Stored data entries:
···
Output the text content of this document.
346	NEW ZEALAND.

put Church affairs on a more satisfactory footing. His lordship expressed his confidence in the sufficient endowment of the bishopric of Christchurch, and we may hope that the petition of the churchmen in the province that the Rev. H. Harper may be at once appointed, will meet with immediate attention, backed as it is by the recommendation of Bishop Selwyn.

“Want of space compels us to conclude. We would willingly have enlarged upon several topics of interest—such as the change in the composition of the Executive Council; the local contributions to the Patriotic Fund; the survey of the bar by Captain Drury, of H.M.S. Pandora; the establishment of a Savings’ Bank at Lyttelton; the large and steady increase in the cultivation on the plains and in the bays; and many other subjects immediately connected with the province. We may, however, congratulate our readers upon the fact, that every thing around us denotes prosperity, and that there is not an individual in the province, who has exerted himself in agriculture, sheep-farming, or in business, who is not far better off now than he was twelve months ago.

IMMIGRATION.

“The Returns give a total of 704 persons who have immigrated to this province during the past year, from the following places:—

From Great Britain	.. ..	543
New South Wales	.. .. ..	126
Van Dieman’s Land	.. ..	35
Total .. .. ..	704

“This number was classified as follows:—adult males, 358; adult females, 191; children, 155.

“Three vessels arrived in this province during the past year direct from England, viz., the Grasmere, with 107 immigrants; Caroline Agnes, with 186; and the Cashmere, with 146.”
···
Give an exact repetition of all the material.

Output the text content of this document.
346	NEW ZEALAND.

put Church affairs on a more satisfactory footing. His lordship expressed his confidence in the sufficient endowment of the bishopric of Christchurch, and we may hope that the petition of the churchmen in the province that the Rev. H. Harper may be at once appointed, will meet with immediate attention, backed as it is by the recommendation of Bishop Selwyn.

“Want of space compels us to conclude. We would willingly have enlarged upon several topics of interest—such as the change in the composition of the Executive Council; the local contributions to the Patriotic Fund; the survey of the bar by Captain Drury, of H.M.S. Pandora; the establishment of a Savings’ Bank at Lyttelton; the large and steady increase in the cultivation on the plains and in the bays; and many other subjects immediately connected with the province. We may, however, congratulate our readers upon the fact, that every thing around us denotes prosperity, and that there is not an individual in the province, who has exerted himself in agriculture, sheep-farming, or in business, who is not far better off now than he was twelve months ago.

IMMIGRATION.

“The Returns give a total of 704 persons who have immigrated to this province during the past year, from the following places:—

From Great Britain	.. ..	543
New South Wales	.. .. ..	126
Van Dieman’s Land	.. ..	35
Total .. .. ..	704

“This number was classified as follows:—adult males, 358; adult females, 191; children, 155.

“Three vessels arrived in this province during the past year direct from England, viz., the Grasmere, with 107 immigrants; Caroline Agnes, with 186; and the Cashmere, with 146.”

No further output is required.